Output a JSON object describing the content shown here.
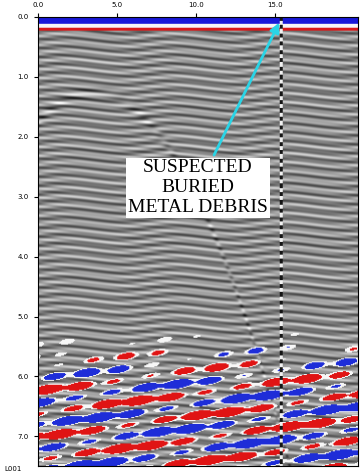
{
  "chart_data": {
    "type": "radargram",
    "xlim": [
      0,
      20.3
    ],
    "ylim": [
      7.5,
      0
    ],
    "xticks": [
      {
        "value": 0,
        "label": "0.0"
      },
      {
        "value": 5,
        "label": "5.0"
      },
      {
        "value": 10,
        "label": "10.0"
      },
      {
        "value": 15,
        "label": "15.0"
      }
    ],
    "yticks": [
      {
        "value": 0,
        "label": "0.0"
      },
      {
        "value": 1,
        "label": "1.0"
      },
      {
        "value": 2,
        "label": "2.0"
      },
      {
        "value": 3,
        "label": "3.0"
      },
      {
        "value": 4,
        "label": "4.0"
      },
      {
        "value": 5,
        "label": "5.0"
      },
      {
        "value": 6,
        "label": "6.0"
      },
      {
        "value": 7,
        "label": "7.0"
      }
    ],
    "annotation": {
      "text": "SUSPECTED\nBURIED\nMETAL DEBRIS",
      "x": 15.3,
      "y": 0.1,
      "color": "#2ad4e6"
    },
    "profile_label": "L001",
    "grid": false
  }
}
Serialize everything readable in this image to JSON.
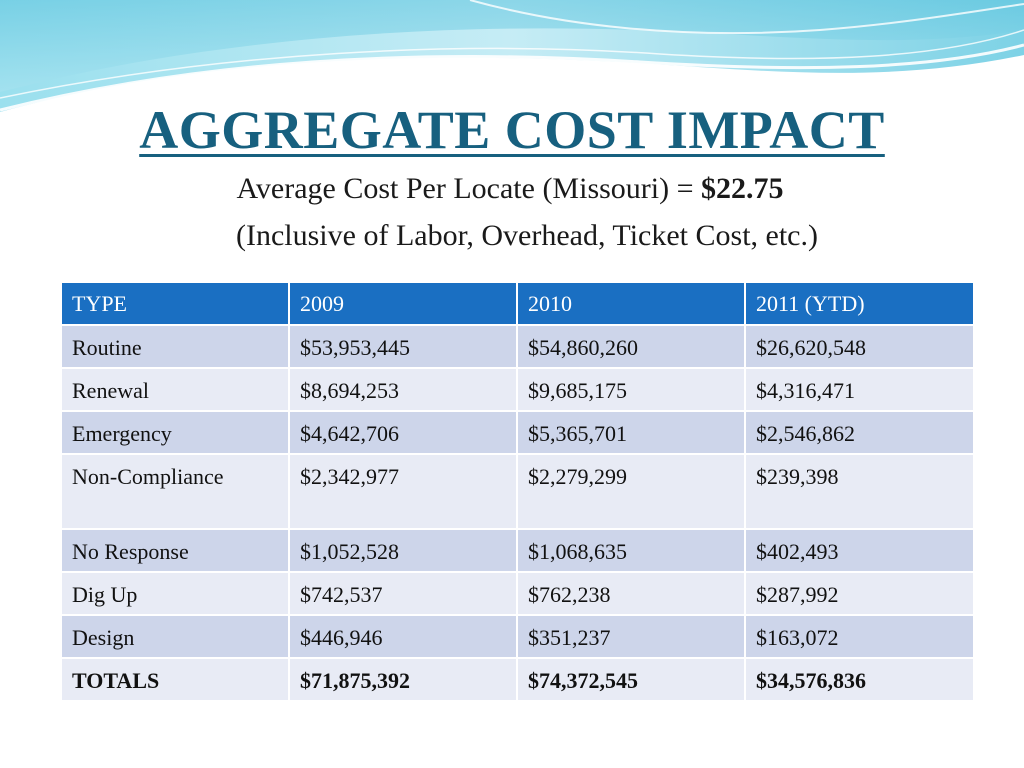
{
  "slide": {
    "title": "AGGREGATE COST IMPACT",
    "subtitle_line1_text": "Average Cost Per Locate (Missouri) = ",
    "subtitle_line1_value": "$22.75",
    "subtitle_line2": "(Inclusive of  Labor, Overhead, Ticket Cost, etc.)"
  },
  "table": {
    "headers": [
      "TYPE",
      "2009",
      "2010",
      "2011 (YTD)"
    ],
    "rows": [
      [
        "Routine",
        "$53,953,445",
        "$54,860,260",
        "$26,620,548"
      ],
      [
        "Renewal",
        "$8,694,253",
        "$9,685,175",
        "$4,316,471"
      ],
      [
        "Emergency",
        "$4,642,706",
        "$5,365,701",
        "$2,546,862"
      ],
      [
        "Non-Compliance",
        "$2,342,977",
        "$2,279,299",
        "$239,398"
      ],
      [
        "No Response",
        "$1,052,528",
        "$1,068,635",
        "$402,493"
      ],
      [
        "Dig Up",
        "$742,537",
        "$762,238",
        "$287,992"
      ],
      [
        "Design",
        "$446,946",
        "$351,237",
        "$163,072"
      ],
      [
        "TOTALS",
        "$71,875,392",
        "$74,372,545",
        "$34,576,836"
      ]
    ]
  },
  "colors": {
    "title": "#17607f",
    "header_bg": "#1a6fc2",
    "row_odd": "#cdd5ea",
    "row_even": "#e8ebf5",
    "wave": "#7fd3e6"
  }
}
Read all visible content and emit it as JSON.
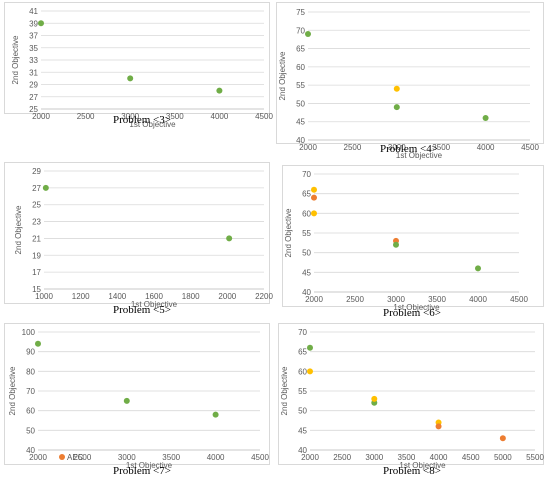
{
  "colors": {
    "green": "#70ad47",
    "yellow": "#ffc000",
    "orange": "#ed7d31",
    "grid": "#d9d9d9",
    "tick": "#595959"
  },
  "chart_data": [
    {
      "type": "scatter",
      "caption": "Problem <3>",
      "xlabel": "1st Objective",
      "ylabel": "2nd Objective",
      "xlim": [
        2000,
        4500
      ],
      "xticks": [
        2000,
        2500,
        3000,
        3500,
        4000,
        4500
      ],
      "ylim": [
        25,
        41
      ],
      "yticks": [
        25,
        27,
        29,
        31,
        33,
        35,
        37,
        39,
        41
      ],
      "grid": true,
      "series": [
        {
          "color": "green",
          "points": [
            [
              2000,
              39
            ],
            [
              3000,
              30
            ],
            [
              4000,
              28
            ]
          ]
        }
      ]
    },
    {
      "type": "scatter",
      "caption": "Problem <4>",
      "xlabel": "1st Objective",
      "ylabel": "2nd Objective",
      "xlim": [
        2000,
        4500
      ],
      "xticks": [
        2000,
        2500,
        3000,
        3500,
        4000,
        4500
      ],
      "ylim": [
        40,
        75
      ],
      "yticks": [
        40,
        45,
        50,
        55,
        60,
        65,
        70,
        75
      ],
      "grid": true,
      "series": [
        {
          "color": "green",
          "points": [
            [
              2000,
              69
            ],
            [
              3000,
              49
            ],
            [
              4000,
              46
            ]
          ]
        },
        {
          "color": "yellow",
          "points": [
            [
              3000,
              54
            ]
          ]
        }
      ]
    },
    {
      "type": "scatter",
      "caption": "Problem <5>",
      "xlabel": "1st Objective",
      "ylabel": "2nd Objective",
      "xlim": [
        1000,
        2200
      ],
      "xticks": [
        1000,
        1200,
        1400,
        1600,
        1800,
        2000,
        2200
      ],
      "ylim": [
        15,
        29
      ],
      "yticks": [
        15,
        17,
        19,
        21,
        23,
        25,
        27,
        29
      ],
      "grid": true,
      "series": [
        {
          "color": "green",
          "points": [
            [
              1010,
              27
            ],
            [
              2010,
              21
            ]
          ]
        }
      ]
    },
    {
      "type": "scatter",
      "caption": "Problem <6>",
      "xlabel": "1st Objective",
      "ylabel": "2nd Objective",
      "xlim": [
        2000,
        4500
      ],
      "xticks": [
        2000,
        2500,
        3000,
        3500,
        4000,
        4500
      ],
      "ylim": [
        40,
        70
      ],
      "yticks": [
        40,
        45,
        50,
        55,
        60,
        65,
        70
      ],
      "grid": true,
      "series": [
        {
          "color": "yellow",
          "points": [
            [
              2000,
              66
            ],
            [
              2000,
              60
            ]
          ]
        },
        {
          "color": "orange",
          "points": [
            [
              2000,
              64
            ],
            [
              3000,
              53
            ]
          ]
        },
        {
          "color": "green",
          "points": [
            [
              3000,
              52
            ],
            [
              4000,
              46
            ]
          ]
        }
      ]
    },
    {
      "type": "scatter",
      "caption": "Problem <7>",
      "xlabel": "1st Objective",
      "ylabel": "2nd Objective",
      "xlim": [
        2000,
        4500
      ],
      "xticks": [
        2000,
        2500,
        3000,
        3500,
        4000,
        4500
      ],
      "ylim": [
        40,
        100
      ],
      "yticks": [
        40,
        50,
        60,
        70,
        80,
        90,
        100
      ],
      "grid": true,
      "legend": {
        "placement": "bottom-left",
        "entries": [
          {
            "label": "AEC",
            "color": "orange"
          }
        ]
      },
      "series": [
        {
          "color": "green",
          "points": [
            [
              2000,
              94
            ],
            [
              3000,
              65
            ],
            [
              4000,
              58
            ]
          ]
        }
      ]
    },
    {
      "type": "scatter",
      "caption": "Problem <8>",
      "xlabel": "1st Objective",
      "ylabel": "2nd Objective",
      "xlim": [
        2000,
        5500
      ],
      "xticks": [
        2000,
        2500,
        3000,
        3500,
        4000,
        4500,
        5000,
        5500
      ],
      "ylim": [
        40,
        70
      ],
      "yticks": [
        40,
        45,
        50,
        55,
        60,
        65,
        70
      ],
      "grid": true,
      "series": [
        {
          "color": "green",
          "points": [
            [
              2000,
              66
            ],
            [
              3000,
              52
            ]
          ]
        },
        {
          "color": "yellow",
          "points": [
            [
              2000,
              60
            ],
            [
              3000,
              53
            ],
            [
              4000,
              47
            ]
          ]
        },
        {
          "color": "orange",
          "points": [
            [
              4000,
              46
            ],
            [
              5000,
              43
            ]
          ]
        }
      ]
    }
  ]
}
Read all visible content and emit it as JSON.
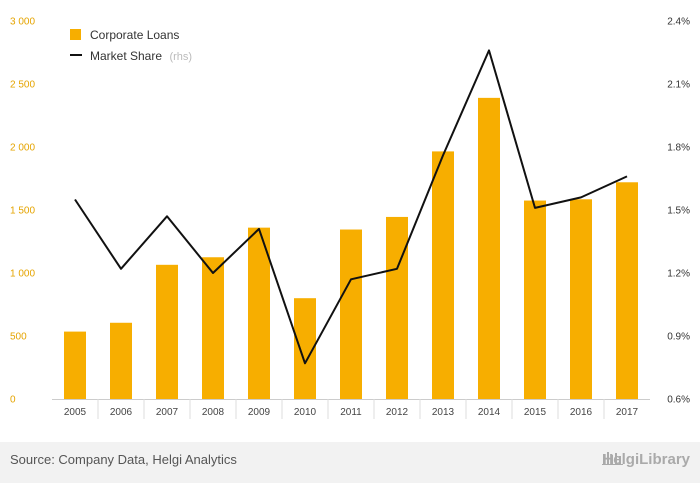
{
  "chart_data": {
    "type": "bar+line",
    "categories": [
      "2005",
      "2006",
      "2007",
      "2008",
      "2009",
      "2010",
      "2011",
      "2012",
      "2013",
      "2014",
      "2015",
      "2016",
      "2017"
    ],
    "series": [
      {
        "name": "Corporate Loans",
        "type": "bar",
        "axis": "left",
        "color": "#f7ae00",
        "values": [
          535,
          605,
          1065,
          1125,
          1360,
          800,
          1345,
          1445,
          1965,
          2390,
          1575,
          1585,
          1720
        ]
      },
      {
        "name": "Market Share",
        "name_suffix": "(rhs)",
        "type": "line",
        "axis": "right",
        "color": "#111111",
        "values": [
          1.55,
          1.22,
          1.47,
          1.2,
          1.41,
          0.77,
          1.17,
          1.22,
          1.76,
          2.26,
          1.51,
          1.56,
          1.66
        ]
      }
    ],
    "y_left": {
      "min": 0,
      "max": 3000,
      "ticks": [
        "0",
        "500",
        "1 000",
        "1 500",
        "2 000",
        "2 500",
        "3 000"
      ]
    },
    "y_right": {
      "min": 0.6,
      "max": 2.4,
      "ticks": [
        "0.6%",
        "0.9%",
        "1.2%",
        "1.5%",
        "1.8%",
        "2.1%",
        "2.4%"
      ]
    },
    "grid": false,
    "legend": "top-left"
  },
  "footer": {
    "source": "Source: Company Data, Helgi Analytics",
    "brand": "HelgiLibrary"
  }
}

THE PROBLEM: Determine how many lines of the entries above carry the string "caption", and give that number alone.

RIGHT ANSWER: 6